> **RECORDS SUPPLIED**:

.....

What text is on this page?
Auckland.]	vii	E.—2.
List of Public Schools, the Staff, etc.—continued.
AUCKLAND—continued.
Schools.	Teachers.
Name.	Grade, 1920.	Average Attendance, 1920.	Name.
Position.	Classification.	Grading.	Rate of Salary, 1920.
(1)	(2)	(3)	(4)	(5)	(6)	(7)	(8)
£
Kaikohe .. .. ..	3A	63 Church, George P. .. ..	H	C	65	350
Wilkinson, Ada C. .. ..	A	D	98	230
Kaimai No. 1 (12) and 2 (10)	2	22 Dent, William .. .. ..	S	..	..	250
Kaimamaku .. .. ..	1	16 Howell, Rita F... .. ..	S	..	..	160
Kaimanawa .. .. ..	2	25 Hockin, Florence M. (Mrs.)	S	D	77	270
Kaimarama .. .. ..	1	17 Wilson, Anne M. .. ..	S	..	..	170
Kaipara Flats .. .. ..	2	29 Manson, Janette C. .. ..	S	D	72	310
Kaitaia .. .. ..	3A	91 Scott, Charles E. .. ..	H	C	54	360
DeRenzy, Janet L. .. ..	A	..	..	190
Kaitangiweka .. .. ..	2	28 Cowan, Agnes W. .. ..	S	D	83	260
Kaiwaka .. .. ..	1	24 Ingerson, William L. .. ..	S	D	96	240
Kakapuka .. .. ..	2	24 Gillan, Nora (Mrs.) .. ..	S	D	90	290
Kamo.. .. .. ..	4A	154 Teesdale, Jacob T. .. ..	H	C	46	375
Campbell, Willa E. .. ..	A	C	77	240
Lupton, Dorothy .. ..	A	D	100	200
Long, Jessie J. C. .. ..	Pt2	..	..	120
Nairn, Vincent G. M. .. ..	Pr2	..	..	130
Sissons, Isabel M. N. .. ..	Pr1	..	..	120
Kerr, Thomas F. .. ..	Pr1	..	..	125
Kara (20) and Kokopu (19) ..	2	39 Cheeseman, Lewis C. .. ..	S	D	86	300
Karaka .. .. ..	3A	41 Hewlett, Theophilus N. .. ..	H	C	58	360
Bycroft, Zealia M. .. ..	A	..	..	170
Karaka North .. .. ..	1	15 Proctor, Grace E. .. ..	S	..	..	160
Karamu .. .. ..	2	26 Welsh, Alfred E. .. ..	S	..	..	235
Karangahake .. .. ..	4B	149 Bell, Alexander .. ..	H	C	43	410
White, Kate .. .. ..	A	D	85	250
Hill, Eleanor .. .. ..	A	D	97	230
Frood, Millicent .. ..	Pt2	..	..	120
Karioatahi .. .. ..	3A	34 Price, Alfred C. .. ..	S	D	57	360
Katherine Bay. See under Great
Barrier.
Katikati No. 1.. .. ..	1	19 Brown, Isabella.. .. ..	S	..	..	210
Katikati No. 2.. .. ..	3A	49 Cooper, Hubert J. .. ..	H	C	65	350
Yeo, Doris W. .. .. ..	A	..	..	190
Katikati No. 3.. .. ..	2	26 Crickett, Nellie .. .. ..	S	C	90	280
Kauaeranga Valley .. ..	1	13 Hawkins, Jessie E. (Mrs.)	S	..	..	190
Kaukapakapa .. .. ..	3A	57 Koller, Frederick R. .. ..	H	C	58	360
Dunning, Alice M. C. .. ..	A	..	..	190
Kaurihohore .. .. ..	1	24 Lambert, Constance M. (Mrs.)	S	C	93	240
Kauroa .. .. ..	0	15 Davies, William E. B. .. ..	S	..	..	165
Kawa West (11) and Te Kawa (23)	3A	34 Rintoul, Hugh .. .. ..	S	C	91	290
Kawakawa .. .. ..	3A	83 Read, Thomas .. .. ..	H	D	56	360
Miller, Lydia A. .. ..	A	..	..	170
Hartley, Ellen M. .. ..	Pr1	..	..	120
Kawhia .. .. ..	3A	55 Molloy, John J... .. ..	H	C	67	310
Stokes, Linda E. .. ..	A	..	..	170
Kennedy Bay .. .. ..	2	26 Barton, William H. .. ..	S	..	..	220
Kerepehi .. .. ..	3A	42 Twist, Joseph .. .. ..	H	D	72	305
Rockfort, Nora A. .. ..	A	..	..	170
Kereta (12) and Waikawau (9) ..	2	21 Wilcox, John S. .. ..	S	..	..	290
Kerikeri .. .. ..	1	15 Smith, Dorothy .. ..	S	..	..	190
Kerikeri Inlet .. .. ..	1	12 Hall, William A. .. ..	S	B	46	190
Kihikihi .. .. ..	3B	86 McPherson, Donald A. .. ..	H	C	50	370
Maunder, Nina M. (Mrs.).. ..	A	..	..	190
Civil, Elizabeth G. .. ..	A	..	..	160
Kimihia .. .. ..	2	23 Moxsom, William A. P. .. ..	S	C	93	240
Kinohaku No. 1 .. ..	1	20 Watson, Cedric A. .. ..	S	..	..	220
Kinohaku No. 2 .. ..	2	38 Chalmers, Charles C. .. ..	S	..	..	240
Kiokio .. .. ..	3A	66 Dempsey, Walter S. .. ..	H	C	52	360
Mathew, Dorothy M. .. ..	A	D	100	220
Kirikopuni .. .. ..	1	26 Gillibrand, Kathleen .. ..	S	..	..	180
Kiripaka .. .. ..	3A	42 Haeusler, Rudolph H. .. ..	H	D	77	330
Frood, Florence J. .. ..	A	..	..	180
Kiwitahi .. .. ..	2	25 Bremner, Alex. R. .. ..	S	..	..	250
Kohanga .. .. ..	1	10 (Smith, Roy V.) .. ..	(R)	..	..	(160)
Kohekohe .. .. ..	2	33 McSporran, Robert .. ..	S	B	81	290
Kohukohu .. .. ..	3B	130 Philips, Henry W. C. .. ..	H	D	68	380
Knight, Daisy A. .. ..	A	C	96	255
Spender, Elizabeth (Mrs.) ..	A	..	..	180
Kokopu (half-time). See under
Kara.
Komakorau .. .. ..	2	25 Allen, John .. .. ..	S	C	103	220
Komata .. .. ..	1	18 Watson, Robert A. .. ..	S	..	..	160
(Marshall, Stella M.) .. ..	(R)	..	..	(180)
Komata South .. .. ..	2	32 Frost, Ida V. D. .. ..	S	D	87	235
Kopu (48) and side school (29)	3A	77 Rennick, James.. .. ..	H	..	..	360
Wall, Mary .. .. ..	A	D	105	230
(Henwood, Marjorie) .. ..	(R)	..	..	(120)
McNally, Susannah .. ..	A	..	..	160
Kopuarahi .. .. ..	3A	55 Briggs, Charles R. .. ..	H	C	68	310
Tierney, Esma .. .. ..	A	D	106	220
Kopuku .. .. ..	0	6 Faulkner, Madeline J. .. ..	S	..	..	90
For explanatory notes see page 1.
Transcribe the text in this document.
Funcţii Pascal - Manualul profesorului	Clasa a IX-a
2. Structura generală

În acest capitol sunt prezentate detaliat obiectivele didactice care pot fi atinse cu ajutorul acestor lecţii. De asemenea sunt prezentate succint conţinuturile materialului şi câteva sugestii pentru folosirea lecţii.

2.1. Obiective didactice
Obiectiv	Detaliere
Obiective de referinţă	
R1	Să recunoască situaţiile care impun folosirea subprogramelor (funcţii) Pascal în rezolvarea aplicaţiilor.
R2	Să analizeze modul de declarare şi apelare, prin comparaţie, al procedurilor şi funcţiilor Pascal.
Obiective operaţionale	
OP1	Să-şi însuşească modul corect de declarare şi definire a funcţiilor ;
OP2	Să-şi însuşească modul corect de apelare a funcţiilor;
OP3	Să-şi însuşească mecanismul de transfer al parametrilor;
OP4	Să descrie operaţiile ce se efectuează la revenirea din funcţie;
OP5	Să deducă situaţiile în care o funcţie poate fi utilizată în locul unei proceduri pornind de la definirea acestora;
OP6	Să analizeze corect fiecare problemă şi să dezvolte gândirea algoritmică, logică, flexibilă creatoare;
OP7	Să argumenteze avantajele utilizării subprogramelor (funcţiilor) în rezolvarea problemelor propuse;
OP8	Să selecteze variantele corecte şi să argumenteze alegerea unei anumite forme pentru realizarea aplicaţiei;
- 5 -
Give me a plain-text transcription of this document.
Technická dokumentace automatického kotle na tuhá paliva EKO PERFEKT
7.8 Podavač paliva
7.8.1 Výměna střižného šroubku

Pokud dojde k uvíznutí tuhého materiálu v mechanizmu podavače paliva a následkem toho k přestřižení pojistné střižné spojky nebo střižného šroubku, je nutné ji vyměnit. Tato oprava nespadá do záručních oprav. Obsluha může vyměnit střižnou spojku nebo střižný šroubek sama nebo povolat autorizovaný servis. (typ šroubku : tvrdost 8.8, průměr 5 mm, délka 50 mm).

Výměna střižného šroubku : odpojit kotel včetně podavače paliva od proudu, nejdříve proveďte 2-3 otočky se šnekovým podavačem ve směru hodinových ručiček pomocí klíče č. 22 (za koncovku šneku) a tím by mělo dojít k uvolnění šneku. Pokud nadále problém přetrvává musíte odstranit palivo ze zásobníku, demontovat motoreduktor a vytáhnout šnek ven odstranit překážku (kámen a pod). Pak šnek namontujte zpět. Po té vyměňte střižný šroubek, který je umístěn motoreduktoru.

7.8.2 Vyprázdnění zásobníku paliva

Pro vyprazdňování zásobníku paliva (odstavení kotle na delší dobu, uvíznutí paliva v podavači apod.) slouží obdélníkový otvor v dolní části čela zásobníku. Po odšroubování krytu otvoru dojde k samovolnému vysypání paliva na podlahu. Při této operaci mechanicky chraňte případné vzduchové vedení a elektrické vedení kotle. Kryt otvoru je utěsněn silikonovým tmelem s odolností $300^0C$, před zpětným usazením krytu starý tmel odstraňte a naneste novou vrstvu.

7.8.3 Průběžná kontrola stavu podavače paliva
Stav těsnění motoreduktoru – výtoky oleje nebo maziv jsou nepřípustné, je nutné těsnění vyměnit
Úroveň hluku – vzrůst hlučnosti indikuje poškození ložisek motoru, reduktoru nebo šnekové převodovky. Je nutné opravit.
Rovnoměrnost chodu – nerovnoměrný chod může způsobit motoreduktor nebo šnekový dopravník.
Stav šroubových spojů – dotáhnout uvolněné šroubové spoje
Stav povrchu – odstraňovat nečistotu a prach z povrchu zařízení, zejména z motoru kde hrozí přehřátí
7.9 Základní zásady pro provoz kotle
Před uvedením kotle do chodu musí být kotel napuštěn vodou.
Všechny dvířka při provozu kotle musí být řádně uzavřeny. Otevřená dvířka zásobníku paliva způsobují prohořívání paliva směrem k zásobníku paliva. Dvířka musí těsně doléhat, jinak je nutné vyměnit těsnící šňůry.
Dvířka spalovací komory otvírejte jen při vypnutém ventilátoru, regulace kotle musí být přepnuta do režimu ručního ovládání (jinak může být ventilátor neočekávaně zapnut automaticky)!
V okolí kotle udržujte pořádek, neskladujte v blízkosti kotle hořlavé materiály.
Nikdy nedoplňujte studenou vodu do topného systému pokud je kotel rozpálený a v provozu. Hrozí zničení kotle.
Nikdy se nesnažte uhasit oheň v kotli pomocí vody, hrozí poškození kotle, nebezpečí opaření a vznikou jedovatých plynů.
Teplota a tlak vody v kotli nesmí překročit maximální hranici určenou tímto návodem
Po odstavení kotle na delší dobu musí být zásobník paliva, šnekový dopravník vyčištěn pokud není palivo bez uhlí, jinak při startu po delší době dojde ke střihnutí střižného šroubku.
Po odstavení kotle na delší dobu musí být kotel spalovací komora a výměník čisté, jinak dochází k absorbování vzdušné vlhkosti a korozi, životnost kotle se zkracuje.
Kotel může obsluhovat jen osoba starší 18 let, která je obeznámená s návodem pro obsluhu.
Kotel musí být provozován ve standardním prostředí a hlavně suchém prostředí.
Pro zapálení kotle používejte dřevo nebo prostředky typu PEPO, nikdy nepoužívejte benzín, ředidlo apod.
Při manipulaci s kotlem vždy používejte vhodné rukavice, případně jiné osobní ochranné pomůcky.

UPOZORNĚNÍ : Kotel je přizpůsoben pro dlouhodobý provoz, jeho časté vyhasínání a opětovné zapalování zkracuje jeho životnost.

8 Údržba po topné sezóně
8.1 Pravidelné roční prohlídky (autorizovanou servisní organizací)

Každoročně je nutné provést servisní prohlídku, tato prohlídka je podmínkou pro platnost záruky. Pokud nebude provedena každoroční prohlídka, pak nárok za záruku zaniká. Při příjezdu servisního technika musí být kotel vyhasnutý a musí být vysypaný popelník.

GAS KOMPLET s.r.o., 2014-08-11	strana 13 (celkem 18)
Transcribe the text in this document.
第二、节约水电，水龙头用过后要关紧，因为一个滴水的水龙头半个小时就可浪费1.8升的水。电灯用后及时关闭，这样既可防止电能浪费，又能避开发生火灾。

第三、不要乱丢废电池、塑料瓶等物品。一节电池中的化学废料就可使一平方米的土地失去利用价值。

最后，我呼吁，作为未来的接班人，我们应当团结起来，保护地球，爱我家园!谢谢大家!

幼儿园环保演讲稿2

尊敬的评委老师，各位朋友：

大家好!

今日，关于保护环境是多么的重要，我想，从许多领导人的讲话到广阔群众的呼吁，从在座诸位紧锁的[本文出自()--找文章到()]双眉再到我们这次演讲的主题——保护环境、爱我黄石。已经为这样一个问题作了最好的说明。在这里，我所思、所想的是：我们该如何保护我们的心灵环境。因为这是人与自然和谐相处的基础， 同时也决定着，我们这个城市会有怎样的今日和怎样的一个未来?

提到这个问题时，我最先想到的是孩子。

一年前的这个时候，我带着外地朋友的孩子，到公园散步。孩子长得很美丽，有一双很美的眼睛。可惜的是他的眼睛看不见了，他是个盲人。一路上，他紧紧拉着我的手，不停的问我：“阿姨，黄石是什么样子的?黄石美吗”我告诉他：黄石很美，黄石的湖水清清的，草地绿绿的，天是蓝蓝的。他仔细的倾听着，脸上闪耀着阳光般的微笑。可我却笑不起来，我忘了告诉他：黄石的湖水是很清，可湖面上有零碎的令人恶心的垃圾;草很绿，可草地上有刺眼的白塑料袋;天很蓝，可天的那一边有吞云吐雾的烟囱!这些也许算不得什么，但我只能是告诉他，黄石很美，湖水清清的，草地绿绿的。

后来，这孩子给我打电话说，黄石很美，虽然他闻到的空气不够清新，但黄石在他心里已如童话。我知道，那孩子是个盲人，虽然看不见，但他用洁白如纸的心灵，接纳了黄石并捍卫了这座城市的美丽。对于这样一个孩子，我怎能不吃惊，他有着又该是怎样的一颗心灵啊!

.....

In the entries above, some lines may contain the string "zkracuje"; report how many, without additional comment.

2